From the entries that follow, extract each line holding the string "Elementary".

[begin Recorded information]

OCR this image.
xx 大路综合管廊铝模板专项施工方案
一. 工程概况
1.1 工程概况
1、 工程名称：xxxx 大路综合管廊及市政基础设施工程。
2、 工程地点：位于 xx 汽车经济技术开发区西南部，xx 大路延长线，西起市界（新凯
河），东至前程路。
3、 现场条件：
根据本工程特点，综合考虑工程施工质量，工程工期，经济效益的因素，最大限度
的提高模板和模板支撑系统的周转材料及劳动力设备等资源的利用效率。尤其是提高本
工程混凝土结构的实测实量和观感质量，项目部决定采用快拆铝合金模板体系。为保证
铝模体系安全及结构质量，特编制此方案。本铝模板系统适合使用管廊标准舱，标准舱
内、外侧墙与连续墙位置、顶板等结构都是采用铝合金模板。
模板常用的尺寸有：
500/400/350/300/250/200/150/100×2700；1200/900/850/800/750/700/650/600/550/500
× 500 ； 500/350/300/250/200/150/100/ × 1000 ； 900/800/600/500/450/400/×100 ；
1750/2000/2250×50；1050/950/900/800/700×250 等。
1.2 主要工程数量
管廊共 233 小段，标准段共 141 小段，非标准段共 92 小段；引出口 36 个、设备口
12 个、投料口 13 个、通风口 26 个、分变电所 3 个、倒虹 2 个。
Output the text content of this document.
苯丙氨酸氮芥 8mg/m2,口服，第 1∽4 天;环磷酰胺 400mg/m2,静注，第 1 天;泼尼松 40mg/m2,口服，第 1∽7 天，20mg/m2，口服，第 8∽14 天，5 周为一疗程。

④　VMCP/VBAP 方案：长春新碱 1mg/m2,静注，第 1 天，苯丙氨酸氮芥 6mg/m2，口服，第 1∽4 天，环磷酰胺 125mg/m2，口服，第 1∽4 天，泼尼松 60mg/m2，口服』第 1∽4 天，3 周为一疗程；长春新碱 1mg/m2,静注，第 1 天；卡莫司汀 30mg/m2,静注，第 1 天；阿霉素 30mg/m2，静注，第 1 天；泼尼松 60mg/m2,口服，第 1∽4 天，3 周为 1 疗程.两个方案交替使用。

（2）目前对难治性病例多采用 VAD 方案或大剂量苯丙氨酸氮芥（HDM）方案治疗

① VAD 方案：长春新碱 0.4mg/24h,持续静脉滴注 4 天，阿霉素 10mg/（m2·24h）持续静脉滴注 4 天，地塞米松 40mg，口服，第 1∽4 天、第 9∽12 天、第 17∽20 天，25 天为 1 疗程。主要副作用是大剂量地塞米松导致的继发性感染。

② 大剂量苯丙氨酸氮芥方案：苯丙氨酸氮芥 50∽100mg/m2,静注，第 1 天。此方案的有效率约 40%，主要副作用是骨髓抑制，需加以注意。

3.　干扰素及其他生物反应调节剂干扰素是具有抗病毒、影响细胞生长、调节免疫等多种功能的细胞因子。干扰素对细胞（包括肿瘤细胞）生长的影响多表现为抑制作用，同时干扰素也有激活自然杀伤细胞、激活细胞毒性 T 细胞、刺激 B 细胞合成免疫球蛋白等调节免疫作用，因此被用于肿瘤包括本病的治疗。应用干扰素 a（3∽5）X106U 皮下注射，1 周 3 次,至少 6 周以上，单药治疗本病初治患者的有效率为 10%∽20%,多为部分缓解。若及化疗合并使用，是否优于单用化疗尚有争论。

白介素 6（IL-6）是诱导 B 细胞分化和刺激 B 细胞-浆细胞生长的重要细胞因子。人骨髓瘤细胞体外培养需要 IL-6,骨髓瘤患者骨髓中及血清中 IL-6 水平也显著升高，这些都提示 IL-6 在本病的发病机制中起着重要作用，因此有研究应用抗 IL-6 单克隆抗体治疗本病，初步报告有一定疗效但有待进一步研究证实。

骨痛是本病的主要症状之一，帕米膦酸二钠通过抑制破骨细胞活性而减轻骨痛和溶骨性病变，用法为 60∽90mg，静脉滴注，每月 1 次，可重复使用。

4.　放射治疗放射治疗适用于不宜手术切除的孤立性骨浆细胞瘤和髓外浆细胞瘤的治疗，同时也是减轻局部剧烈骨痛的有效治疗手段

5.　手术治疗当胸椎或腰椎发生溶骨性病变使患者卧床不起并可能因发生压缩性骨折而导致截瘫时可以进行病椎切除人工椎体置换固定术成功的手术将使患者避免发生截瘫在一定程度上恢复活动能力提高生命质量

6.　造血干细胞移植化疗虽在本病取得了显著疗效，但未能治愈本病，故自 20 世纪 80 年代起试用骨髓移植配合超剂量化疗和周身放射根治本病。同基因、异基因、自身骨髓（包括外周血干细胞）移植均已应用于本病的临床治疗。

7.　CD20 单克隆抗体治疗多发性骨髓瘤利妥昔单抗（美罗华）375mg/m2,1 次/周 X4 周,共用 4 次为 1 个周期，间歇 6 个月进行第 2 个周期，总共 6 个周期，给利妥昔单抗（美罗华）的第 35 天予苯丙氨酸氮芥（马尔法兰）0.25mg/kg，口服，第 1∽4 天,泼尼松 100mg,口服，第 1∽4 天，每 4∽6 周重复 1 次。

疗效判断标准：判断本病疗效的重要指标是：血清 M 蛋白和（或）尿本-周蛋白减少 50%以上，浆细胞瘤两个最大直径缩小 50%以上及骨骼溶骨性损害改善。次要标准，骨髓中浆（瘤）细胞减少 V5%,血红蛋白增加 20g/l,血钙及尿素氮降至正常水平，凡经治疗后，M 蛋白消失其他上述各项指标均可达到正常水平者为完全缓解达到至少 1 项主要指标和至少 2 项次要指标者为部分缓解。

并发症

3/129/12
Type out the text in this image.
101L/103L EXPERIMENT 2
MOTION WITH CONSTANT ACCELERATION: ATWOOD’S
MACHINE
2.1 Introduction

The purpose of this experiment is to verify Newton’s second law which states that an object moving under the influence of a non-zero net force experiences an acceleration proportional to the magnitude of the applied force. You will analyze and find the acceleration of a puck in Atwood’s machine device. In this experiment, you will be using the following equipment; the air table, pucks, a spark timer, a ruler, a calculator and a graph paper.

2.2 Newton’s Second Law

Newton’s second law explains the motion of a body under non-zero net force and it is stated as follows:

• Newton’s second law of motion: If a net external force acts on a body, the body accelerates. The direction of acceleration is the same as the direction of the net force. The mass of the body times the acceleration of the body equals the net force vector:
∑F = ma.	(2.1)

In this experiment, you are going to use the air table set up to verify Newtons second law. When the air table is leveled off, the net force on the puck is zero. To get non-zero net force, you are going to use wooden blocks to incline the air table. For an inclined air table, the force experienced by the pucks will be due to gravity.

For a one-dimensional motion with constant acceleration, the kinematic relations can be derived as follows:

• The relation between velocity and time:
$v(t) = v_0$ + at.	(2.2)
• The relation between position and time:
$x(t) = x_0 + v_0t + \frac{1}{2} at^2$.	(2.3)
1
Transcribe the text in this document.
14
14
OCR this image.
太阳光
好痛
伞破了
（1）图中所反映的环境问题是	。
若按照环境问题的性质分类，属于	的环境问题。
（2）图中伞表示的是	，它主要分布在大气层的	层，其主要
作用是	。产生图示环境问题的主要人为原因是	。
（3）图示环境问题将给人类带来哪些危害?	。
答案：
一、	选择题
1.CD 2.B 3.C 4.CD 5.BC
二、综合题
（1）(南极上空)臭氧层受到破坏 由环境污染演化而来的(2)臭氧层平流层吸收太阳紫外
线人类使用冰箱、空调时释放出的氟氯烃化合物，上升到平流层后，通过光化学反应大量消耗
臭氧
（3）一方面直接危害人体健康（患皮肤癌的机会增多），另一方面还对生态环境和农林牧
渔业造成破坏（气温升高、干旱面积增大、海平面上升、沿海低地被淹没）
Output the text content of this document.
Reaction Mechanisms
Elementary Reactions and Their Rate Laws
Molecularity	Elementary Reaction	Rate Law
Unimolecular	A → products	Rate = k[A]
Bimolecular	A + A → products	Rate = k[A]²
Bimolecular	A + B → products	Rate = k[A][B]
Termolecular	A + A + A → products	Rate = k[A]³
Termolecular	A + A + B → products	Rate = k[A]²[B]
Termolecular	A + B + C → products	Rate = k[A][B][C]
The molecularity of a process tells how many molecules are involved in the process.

[end Recorded information]

## Result
Elementary Reactions and Their Rate Laws
Molecularity	Elementary Reaction	Rate Law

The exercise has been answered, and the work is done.